Given request: Your task is to transcribe the records exactly, skipping every image.

(Records from a data collection)
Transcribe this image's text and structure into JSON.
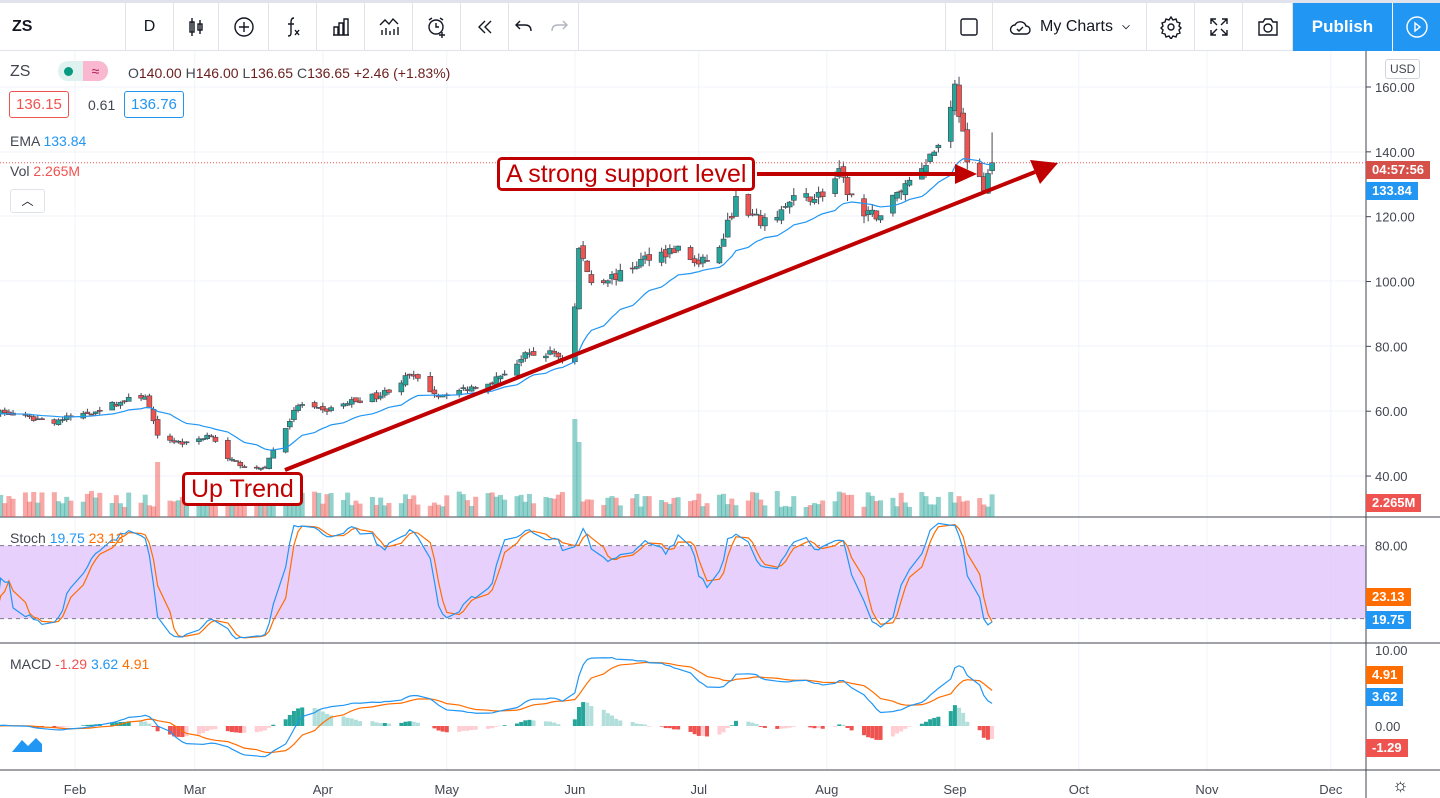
{
  "toolbar": {
    "symbol": "ZS",
    "interval": "D",
    "my_charts": "My Charts",
    "publish": "Publish",
    "icons": [
      "candles-icon",
      "add-circle-icon",
      "fx-icon",
      "compare-bars-icon",
      "indicators-icon",
      "alarm-add-icon",
      "replay-icon",
      "undo-icon",
      "redo-icon"
    ],
    "right_icons": [
      "layout-square-icon",
      "cloud-icon",
      "chevron-down-icon",
      "gear-icon",
      "fullscreen-icon",
      "camera-icon",
      "play-circle-icon"
    ]
  },
  "legend": {
    "symbol": "ZS",
    "o_label": "O",
    "o": "140.00",
    "h_label": "H",
    "h": "146.00",
    "l_label": "L",
    "l": "136.65",
    "c_label": "C",
    "c": "136.65",
    "change": "+2.46 (+1.83%)",
    "bid": "136.15",
    "spread": "0.61",
    "ask": "136.76",
    "ema_label": "EMA",
    "ema": "133.84",
    "vol_label": "Vol",
    "vol": "2.265M"
  },
  "stoch": {
    "label": "Stoch",
    "k": "19.75",
    "d": "23.13"
  },
  "macd": {
    "label": "MACD",
    "hist": "-1.29",
    "macd": "3.62",
    "signal": "4.91"
  },
  "axis": {
    "currency": "USD",
    "price_ticks": [
      "160.00",
      "140.00",
      "120.00",
      "100.00",
      "80.00",
      "60.00",
      "40.00"
    ],
    "countdown": "04:57:56",
    "ema_tag": "133.84",
    "vol_tag": "2.265M",
    "stoch_ticks": [
      "80.00"
    ],
    "stoch_k_tag": "19.75",
    "stoch_d_tag": "23.13",
    "macd_ticks": [
      "10.00",
      "0.00"
    ],
    "macd_signal_tag": "4.91",
    "macd_tag": "3.62",
    "macd_hist_tag": "-1.29"
  },
  "time_axis": [
    "Feb",
    "Mar",
    "Apr",
    "May",
    "Jun",
    "Jul",
    "Aug",
    "Sep",
    "Oct",
    "Nov",
    "Dec"
  ],
  "annotations": {
    "up_trend": "Up Trend",
    "support": "A strong support level"
  },
  "colors": {
    "up": "#26a69a",
    "down": "#ef5350",
    "ema": "#2196f3",
    "stoch_k": "#2196f3",
    "stoch_d": "#ff6d00",
    "stoch_band": "#e1c4fb",
    "annotation": "#c00000",
    "publish": "#2196f3"
  },
  "chart_data": {
    "type": "candlestick",
    "symbol": "ZS",
    "ylim": [
      30,
      165
    ],
    "close_keypoints": [
      [
        "2020-01-13",
        60
      ],
      [
        "2020-01-20",
        58
      ],
      [
        "2020-01-27",
        57
      ],
      [
        "2020-02-03",
        59
      ],
      [
        "2020-02-10",
        62
      ],
      [
        "2020-02-18",
        65
      ],
      [
        "2020-02-21",
        52
      ],
      [
        "2020-02-28",
        50
      ],
      [
        "2020-03-05",
        53
      ],
      [
        "2020-03-09",
        45
      ],
      [
        "2020-03-16",
        42
      ],
      [
        "2020-03-18",
        43
      ],
      [
        "2020-03-23",
        55
      ],
      [
        "2020-03-26",
        62
      ],
      [
        "2020-04-01",
        60
      ],
      [
        "2020-04-08",
        63
      ],
      [
        "2020-04-15",
        65
      ],
      [
        "2020-04-22",
        71
      ],
      [
        "2020-04-29",
        65
      ],
      [
        "2020-05-06",
        67
      ],
      [
        "2020-05-13",
        70
      ],
      [
        "2020-05-20",
        77
      ],
      [
        "2020-05-27",
        78
      ],
      [
        "2020-05-29",
        76
      ],
      [
        "2020-06-01",
        92
      ],
      [
        "2020-06-02",
        110
      ],
      [
        "2020-06-05",
        100
      ],
      [
        "2020-06-12",
        102
      ],
      [
        "2020-06-19",
        108
      ],
      [
        "2020-06-26",
        110
      ],
      [
        "2020-07-01",
        105
      ],
      [
        "2020-07-06",
        110
      ],
      [
        "2020-07-10",
        125
      ],
      [
        "2020-07-13",
        120
      ],
      [
        "2020-07-17",
        118
      ],
      [
        "2020-07-24",
        125
      ],
      [
        "2020-07-31",
        127
      ],
      [
        "2020-08-04",
        133
      ],
      [
        "2020-08-06",
        128
      ],
      [
        "2020-08-10",
        120
      ],
      [
        "2020-08-14",
        121
      ],
      [
        "2020-08-20",
        130
      ],
      [
        "2020-08-24",
        136
      ],
      [
        "2020-08-28",
        142
      ],
      [
        "2020-09-01",
        160
      ],
      [
        "2020-09-03",
        145
      ],
      [
        "2020-09-04",
        135
      ],
      [
        "2020-09-08",
        130
      ],
      [
        "2020-09-10",
        136.65
      ]
    ],
    "volume_spikes_m": [
      [
        "2020-02-21",
        5.5
      ],
      [
        "2020-06-01",
        9.8
      ],
      [
        "2020-06-02",
        7.5
      ],
      [
        "2020-03-23",
        3.2
      ]
    ],
    "indicators": [
      "EMA",
      "Volume",
      "Stochastic",
      "MACD"
    ]
  }
}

In response:
Transcribe this image's text and structure into JSON.
{
  "toolbar": {
    "symbol": "ZS",
    "interval": "D",
    "my_charts": "My Charts",
    "publish": "Publish",
    "icons": [
      "candles-icon",
      "add-circle-icon",
      "fx-icon",
      "compare-bars-icon",
      "indicators-icon",
      "alarm-add-icon",
      "replay-icon",
      "undo-icon",
      "redo-icon"
    ],
    "right_icons": [
      "layout-square-icon",
      "cloud-icon",
      "chevron-down-icon",
      "gear-icon",
      "fullscreen-icon",
      "camera-icon",
      "play-circle-icon"
    ]
  },
  "legend": {
    "symbol": "ZS",
    "o_label": "O",
    "o": "140.00",
    "h_label": "H",
    "h": "146.00",
    "l_label": "L",
    "l": "136.65",
    "c_label": "C",
    "c": "136.65",
    "change": "+2.46 (+1.83%)",
    "bid": "136.15",
    "spread": "0.61",
    "ask": "136.76",
    "ema_label": "EMA",
    "ema": "133.84",
    "vol_label": "Vol",
    "vol": "2.265M"
  },
  "stoch": {
    "label": "Stoch",
    "k": "19.75",
    "d": "23.13"
  },
  "macd": {
    "label": "MACD",
    "hist": "-1.29",
    "macd": "3.62",
    "signal": "4.91"
  },
  "axis": {
    "currency": "USD",
    "price_ticks": [
      "160.00",
      "140.00",
      "120.00",
      "100.00",
      "80.00",
      "60.00",
      "40.00"
    ],
    "countdown": "04:57:56",
    "ema_tag": "133.84",
    "vol_tag": "2.265M",
    "stoch_ticks": [
      "80.00"
    ],
    "stoch_k_tag": "19.75",
    "stoch_d_tag": "23.13",
    "macd_ticks": [
      "10.00",
      "0.00"
    ],
    "macd_signal_tag": "4.91",
    "macd_tag": "3.62",
    "macd_hist_tag": "-1.29"
  },
  "time_axis": [
    "Feb",
    "Mar",
    "Apr",
    "May",
    "Jun",
    "Jul",
    "Aug",
    "Sep",
    "Oct",
    "Nov",
    "Dec"
  ],
  "annotations": {
    "up_trend": "Up Trend",
    "support": "A strong support level"
  },
  "colors": {
    "up": "#26a69a",
    "down": "#ef5350",
    "ema": "#2196f3",
    "stoch_k": "#2196f3",
    "stoch_d": "#ff6d00",
    "stoch_band": "#e1c4fb",
    "annotation": "#c00000",
    "publish": "#2196f3"
  },
  "chart_data": {
    "type": "candlestick",
    "symbol": "ZS",
    "ylim": [
      30,
      165
    ],
    "close_keypoints": [
      [
        "2020-01-13",
        60
      ],
      [
        "2020-01-20",
        58
      ],
      [
        "2020-01-27",
        57
      ],
      [
        "2020-02-03",
        59
      ],
      [
        "2020-02-10",
        62
      ],
      [
        "2020-02-18",
        65
      ],
      [
        "2020-02-21",
        52
      ],
      [
        "2020-02-28",
        50
      ],
      [
        "2020-03-05",
        53
      ],
      [
        "2020-03-09",
        45
      ],
      [
        "2020-03-16",
        42
      ],
      [
        "2020-03-18",
        43
      ],
      [
        "2020-03-23",
        55
      ],
      [
        "2020-03-26",
        62
      ],
      [
        "2020-04-01",
        60
      ],
      [
        "2020-04-08",
        63
      ],
      [
        "2020-04-15",
        65
      ],
      [
        "2020-04-22",
        71
      ],
      [
        "2020-04-29",
        65
      ],
      [
        "2020-05-06",
        67
      ],
      [
        "2020-05-13",
        70
      ],
      [
        "2020-05-20",
        77
      ],
      [
        "2020-05-27",
        78
      ],
      [
        "2020-05-29",
        76
      ],
      [
        "2020-06-01",
        92
      ],
      [
        "2020-06-02",
        110
      ],
      [
        "2020-06-05",
        100
      ],
      [
        "2020-06-12",
        102
      ],
      [
        "2020-06-19",
        108
      ],
      [
        "2020-06-26",
        110
      ],
      [
        "2020-07-01",
        105
      ],
      [
        "2020-07-06",
        110
      ],
      [
        "2020-07-10",
        125
      ],
      [
        "2020-07-13",
        120
      ],
      [
        "2020-07-17",
        118
      ],
      [
        "2020-07-24",
        125
      ],
      [
        "2020-07-31",
        127
      ],
      [
        "2020-08-04",
        133
      ],
      [
        "2020-08-06",
        128
      ],
      [
        "2020-08-10",
        120
      ],
      [
        "2020-08-14",
        121
      ],
      [
        "2020-08-20",
        130
      ],
      [
        "2020-08-24",
        136
      ],
      [
        "2020-08-28",
        142
      ],
      [
        "2020-09-01",
        160
      ],
      [
        "2020-09-03",
        145
      ],
      [
        "2020-09-04",
        135
      ],
      [
        "2020-09-08",
        130
      ],
      [
        "2020-09-10",
        136.65
      ]
    ],
    "volume_spikes_m": [
      [
        "2020-02-21",
        5.5
      ],
      [
        "2020-06-01",
        9.8
      ],
      [
        "2020-06-02",
        7.5
      ],
      [
        "2020-03-23",
        3.2
      ]
    ],
    "indicators": [
      "EMA",
      "Volume",
      "Stochastic",
      "MACD"
    ]
  }
}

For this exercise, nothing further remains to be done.